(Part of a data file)
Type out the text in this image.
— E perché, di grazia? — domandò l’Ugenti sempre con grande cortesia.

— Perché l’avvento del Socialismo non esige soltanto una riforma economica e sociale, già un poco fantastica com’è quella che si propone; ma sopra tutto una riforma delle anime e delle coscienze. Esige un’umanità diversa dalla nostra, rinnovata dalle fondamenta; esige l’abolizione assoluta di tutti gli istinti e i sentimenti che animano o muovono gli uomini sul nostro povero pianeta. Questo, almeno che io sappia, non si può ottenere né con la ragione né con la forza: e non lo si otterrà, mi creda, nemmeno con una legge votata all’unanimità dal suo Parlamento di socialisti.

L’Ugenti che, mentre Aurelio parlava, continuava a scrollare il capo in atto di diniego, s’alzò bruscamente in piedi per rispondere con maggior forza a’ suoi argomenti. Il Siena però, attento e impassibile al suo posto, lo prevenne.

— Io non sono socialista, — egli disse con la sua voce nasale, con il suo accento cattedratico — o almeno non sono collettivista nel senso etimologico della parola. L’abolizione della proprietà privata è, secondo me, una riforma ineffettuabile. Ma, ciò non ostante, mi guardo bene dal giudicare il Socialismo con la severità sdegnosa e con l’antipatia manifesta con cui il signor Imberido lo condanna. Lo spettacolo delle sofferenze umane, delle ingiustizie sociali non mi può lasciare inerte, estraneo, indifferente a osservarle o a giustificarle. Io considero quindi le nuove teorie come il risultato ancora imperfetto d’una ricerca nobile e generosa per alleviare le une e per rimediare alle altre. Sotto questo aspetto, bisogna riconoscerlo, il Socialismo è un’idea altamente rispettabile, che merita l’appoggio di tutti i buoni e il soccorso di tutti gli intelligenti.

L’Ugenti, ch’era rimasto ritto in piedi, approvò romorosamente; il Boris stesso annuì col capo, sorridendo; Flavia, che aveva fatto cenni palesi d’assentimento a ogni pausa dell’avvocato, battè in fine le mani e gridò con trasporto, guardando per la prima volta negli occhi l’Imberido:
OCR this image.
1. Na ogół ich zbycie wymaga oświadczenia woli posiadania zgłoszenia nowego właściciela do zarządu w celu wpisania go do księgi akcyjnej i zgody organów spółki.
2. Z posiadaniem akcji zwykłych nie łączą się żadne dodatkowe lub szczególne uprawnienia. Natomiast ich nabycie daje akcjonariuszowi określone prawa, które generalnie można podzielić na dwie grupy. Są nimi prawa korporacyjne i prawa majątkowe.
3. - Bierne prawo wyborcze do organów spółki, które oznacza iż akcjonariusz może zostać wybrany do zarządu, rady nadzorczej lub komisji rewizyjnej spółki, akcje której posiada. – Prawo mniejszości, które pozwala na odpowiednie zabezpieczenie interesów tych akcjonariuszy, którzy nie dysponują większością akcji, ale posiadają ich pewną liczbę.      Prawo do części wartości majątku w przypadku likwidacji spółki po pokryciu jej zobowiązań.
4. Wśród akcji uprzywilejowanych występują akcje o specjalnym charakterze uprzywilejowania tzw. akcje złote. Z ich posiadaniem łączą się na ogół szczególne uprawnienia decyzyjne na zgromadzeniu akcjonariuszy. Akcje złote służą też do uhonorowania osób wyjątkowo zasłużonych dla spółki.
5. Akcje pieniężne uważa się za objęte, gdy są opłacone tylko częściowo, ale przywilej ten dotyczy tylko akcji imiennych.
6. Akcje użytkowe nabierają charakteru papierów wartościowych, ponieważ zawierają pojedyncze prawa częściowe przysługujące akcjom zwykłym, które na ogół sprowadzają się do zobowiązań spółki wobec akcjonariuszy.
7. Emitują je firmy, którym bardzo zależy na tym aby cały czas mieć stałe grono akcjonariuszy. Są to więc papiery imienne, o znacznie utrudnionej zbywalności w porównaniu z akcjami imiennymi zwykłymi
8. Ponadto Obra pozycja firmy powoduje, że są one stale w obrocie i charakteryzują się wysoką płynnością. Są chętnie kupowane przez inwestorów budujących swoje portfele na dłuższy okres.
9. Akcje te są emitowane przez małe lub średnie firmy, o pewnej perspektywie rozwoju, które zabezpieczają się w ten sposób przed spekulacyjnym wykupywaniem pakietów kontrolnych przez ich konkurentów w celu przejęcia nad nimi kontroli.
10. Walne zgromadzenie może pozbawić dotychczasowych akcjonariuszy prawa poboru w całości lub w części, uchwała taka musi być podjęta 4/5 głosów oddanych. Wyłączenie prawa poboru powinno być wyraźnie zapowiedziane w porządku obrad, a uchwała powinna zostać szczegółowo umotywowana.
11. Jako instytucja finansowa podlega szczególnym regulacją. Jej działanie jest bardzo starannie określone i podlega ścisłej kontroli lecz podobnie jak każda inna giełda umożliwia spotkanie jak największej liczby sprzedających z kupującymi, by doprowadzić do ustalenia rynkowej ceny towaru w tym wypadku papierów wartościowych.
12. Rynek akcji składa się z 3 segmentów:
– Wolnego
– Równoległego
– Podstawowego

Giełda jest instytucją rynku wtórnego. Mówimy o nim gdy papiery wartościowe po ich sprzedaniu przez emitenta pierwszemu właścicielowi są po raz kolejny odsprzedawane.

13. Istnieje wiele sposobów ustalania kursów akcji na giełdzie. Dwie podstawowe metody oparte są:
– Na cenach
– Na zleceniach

## [INSTRUCTIONS TO FOLLOW]
Pull out each line holding the string "image".

## [REPLY TO THE EXERCISE]
Type out the text in this image.
OCR this image.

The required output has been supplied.